> _Short task_
Write out all of the data exactly as it appears.

> _Supplied information_
★ ★ ★ ★ ★ ★ ★
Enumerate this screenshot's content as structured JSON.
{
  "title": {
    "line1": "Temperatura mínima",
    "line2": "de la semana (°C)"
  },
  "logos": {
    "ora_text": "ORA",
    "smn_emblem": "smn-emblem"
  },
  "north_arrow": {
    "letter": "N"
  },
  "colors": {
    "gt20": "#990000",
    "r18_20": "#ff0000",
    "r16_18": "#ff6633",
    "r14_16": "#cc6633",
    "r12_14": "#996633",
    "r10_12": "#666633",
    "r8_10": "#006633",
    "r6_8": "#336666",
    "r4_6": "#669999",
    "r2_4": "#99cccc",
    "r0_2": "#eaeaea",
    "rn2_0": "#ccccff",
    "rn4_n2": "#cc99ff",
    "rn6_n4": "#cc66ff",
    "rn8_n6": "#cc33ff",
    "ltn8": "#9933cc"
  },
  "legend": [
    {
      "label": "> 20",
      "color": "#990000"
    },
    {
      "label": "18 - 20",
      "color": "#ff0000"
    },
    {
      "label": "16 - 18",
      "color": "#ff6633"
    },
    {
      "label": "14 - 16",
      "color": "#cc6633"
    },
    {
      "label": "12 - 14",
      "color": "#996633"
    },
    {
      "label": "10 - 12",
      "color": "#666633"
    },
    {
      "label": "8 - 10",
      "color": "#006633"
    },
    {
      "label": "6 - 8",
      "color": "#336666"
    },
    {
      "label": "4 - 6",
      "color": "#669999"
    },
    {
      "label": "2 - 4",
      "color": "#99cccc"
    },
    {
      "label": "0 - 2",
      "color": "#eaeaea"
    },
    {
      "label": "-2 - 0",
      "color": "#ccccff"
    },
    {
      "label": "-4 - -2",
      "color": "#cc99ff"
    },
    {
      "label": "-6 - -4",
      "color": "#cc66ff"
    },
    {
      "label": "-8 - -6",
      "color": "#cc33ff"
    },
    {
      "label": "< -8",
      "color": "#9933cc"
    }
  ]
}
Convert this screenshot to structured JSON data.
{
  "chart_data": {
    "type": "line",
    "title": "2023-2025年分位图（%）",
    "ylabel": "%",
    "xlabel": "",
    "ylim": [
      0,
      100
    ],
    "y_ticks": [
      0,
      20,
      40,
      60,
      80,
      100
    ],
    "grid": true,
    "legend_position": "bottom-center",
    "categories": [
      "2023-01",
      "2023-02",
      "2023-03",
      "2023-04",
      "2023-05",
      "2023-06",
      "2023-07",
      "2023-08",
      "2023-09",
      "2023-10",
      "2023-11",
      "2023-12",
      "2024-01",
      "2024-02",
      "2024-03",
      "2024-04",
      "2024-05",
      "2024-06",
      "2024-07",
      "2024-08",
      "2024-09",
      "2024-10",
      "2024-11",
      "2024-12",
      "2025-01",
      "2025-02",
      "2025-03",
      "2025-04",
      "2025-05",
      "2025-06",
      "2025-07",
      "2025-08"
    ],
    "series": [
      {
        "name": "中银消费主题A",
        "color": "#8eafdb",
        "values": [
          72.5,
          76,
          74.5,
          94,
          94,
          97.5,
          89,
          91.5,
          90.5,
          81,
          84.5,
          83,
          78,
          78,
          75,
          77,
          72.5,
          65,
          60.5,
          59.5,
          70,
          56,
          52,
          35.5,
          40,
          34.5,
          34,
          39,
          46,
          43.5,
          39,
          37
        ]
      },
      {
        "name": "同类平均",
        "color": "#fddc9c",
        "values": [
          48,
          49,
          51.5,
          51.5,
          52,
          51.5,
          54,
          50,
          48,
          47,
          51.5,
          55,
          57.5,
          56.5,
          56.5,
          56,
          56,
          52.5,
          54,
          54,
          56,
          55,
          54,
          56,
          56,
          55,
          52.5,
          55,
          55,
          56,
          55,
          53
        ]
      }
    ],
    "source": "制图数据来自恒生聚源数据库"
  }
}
★ ★ ★ ★ ★ ★ ★
> _Final result_
Enumerate this screenshot's content as structured JSON.
{
  "title": {
    "line1": "Temperatura mínima",
    "line2": "de la semana (°C)"
  },
  "logos": {
    "ora_text": "ORA",
    "smn_emblem": "smn-emblem"
  },
  "north_arrow": {
    "letter": "N"
  },
  "colors": {
    "gt20": "#990000",
    "r18_20": "#ff0000",
    "r16_18": "#ff6633",
    "r14_16": "#cc6633",
    "r12_14": "#996633",
    "r10_12": "#666633",
    "r8_10": "#006633",
    "r6_8": "#336666",
    "r4_6": "#669999",
    "r2_4": "#99cccc",
    "r0_2": "#eaeaea",
    "rn2_0": "#ccccff",
    "rn4_n2": "#cc99ff",
    "rn6_n4": "#cc66ff",
    "rn8_n6": "#cc33ff",
    "ltn8": "#9933cc"
  },
  "legend": [
    {
      "label": "> 20",
      "color": "#990000"
    },
    {
      "label": "18 - 20",
      "color": "#ff0000"
    },
    {
      "label": "16 - 18",
      "color": "#ff6633"
    },
    {
      "label": "14 - 16",
      "color": "#cc6633"
    },
    {
      "label": "12 - 14",
      "color": "#996633"
    },
    {
      "label": "10 - 12",
      "color": "#666633"
    },
    {
      "label": "8 - 10",
      "color": "#006633"
    },
    {
      "label": "6 - 8",
      "color": "#336666"
    },
    {
      "label": "4 - 6",
      "color": "#669999"
    },
    {
      "label": "2 - 4",
      "color": "#99cccc"
    },
    {
      "label": "0 - 2",
      "color": "#eaeaea"
    },
    {
      "label": "-2 - 0",
      "color": "#ccccff"
    },
    {
      "label": "-4 - -2",
      "color": "#cc99ff"
    },
    {
      "label": "-6 - -4",
      "color": "#cc66ff"
    },
    {
      "label": "-8 - -6",
      "color": "#cc33ff"
    },
    {
      "label": "< -8",
      "color": "#9933cc"
    }
  ]
}
Convert this screenshot to structured JSON data.
{
  "chart_data": {
    "type": "line",
    "title": "2023-2025年分位图（%）",
    "ylabel": "%",
    "xlabel": "",
    "ylim": [
      0,
      100
    ],
    "y_ticks": [
      0,
      20,
      40,
      60,
      80,
      100
    ],
    "grid": true,
    "legend_position": "bottom-center",
    "categories": [
      "2023-01",
      "2023-02",
      "2023-03",
      "2023-04",
      "2023-05",
      "2023-06",
      "2023-07",
      "2023-08",
      "2023-09",
      "2023-10",
      "2023-11",
      "2023-12",
      "2024-01",
      "2024-02",
      "2024-03",
      "2024-04",
      "2024-05",
      "2024-06",
      "2024-07",
      "2024-08",
      "2024-09",
      "2024-10",
      "2024-11",
      "2024-12",
      "2025-01",
      "2025-02",
      "2025-03",
      "2025-04",
      "2025-05",
      "2025-06",
      "2025-07",
      "2025-08"
    ],
    "series": [
      {
        "name": "中银消费主题A",
        "color": "#8eafdb",
        "values": [
          72.5,
          76,
          74.5,
          94,
          94,
          97.5,
          89,
          91.5,
          90.5,
          81,
          84.5,
          83,
          78,
          78,
          75,
          77,
          72.5,
          65,
          60.5,
          59.5,
          70,
          56,
          52,
          35.5,
          40,
          34.5,
          34,
          39,
          46,
          43.5,
          39,
          37
        ]
      },
      {
        "name": "同类平均",
        "color": "#fddc9c",
        "values": [
          48,
          49,
          51.5,
          51.5,
          52,
          51.5,
          54,
          50,
          48,
          47,
          51.5,
          55,
          57.5,
          56.5,
          56.5,
          56,
          56,
          52.5,
          54,
          54,
          56,
          55,
          54,
          56,
          56,
          55,
          52.5,
          55,
          55,
          56,
          55,
          53
        ]
      }
    ],
    "source": "制图数据来自恒生聚源数据库"
  }
}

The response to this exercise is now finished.